§ Text section:
# installing stoll on Andersen 400 or A series double hung windows



## maxmax

Hi all, 
Looking for advise on how best to install the stools on the 17 new windows I just bought and installed. Andersen does not post any guides on this, just a picture. 



The problem is that the main outside sill is at such an angle related to the stool there does not seem to be a great way to either nail and or pocket hole attach. Any advise would be greatly appreciated. I will attach a picture of the window side view.

Thanks Much
Max


----------



## WarnerConstInc.

I wouldn't add anything on the outside, you are just asking for a water intrusion or rot issue on the outside.

They are sloped to shed water.


----------



## Jim Moe

They usually include a vinyl insert with each window that clips on the bottom of the window to fill in the angle.


----------



## maxmax

Hi and thanks,,, the stool (sometimes known as the window sill) goes on the inside of the window. Not sure what your comment refers to.


----------



## maxmax

*pointer to stool*

Hi,, here is the stool I am trying to install.

§ Source data:
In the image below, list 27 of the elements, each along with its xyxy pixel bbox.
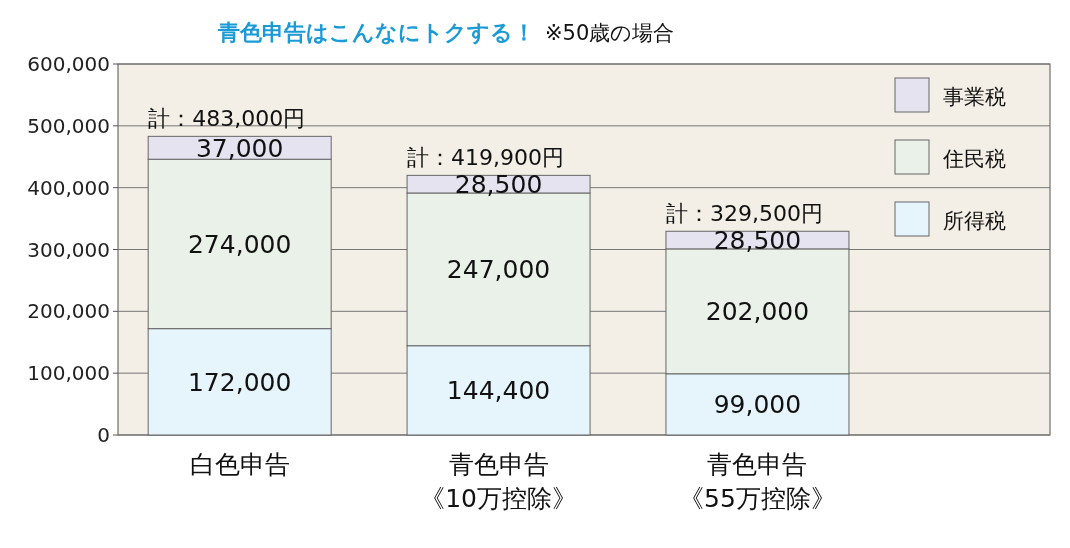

§ Task set:
#1 In the forum thread about installing window stools, translate this sentence into Spanish: "They usually include a vinyl insert with each window that clips on the bottom of the window to fill in the angle."
#2 In the forum thread about installing window stools, why does WarnerConstInc. advise against adding anything on the outside? Answer in one to three sentences.
#3 Continue the forum thread about installing window stools, picking up after its final post.

§ Per-task outputs:
#1 Normalmente incluyen un inserto de vinilo con cada ventana que se engancha en la parte inferior de la ventana para rellenar el ángulo.

#2 Adding something on the outside invites water intrusion or rot. The outside sills are sloped to shed water.

#3
----------



## WarnerConstInc.

I put stools on all the andersen windows I install.

I am not sure what the issue is?

The last 4 I did in the same room had the stools integrated into the chair rail I installed all round the room.

I think I use glue, opened the window and clamped it.

You confused me about the angled sill. the insides are not angled on either the 400, 200 series I install.


----------



## maxmax

*Glue ??*

Hi and thanks...

you say
I think I use glue, opened the window and clamped it.

so can you say for sure you just only use glue... what type.. I thought of this but I was worried that it would not be strong enough.

thanks


----------



## WarnerConstInc.

TBII. Then you can nail the stool into the apron underneath.

I have pictures, I will find them and post them.


----------



## maxmax

Hi,, pictures would be great.. thanks


----------



## jstange2

Whenever I install their tilt-wash DH's, I use the pocket screws they send with without problems. With that said, take a measurement of the bottom window stop, and using a scrap piece of wood, adjust your pocket hole either in from, or toward the stop. When you go to screw them in, open the bottom sash and feel as you run each screw in. I've seen people use drywall screws that damaged the bottom sash due to improper length.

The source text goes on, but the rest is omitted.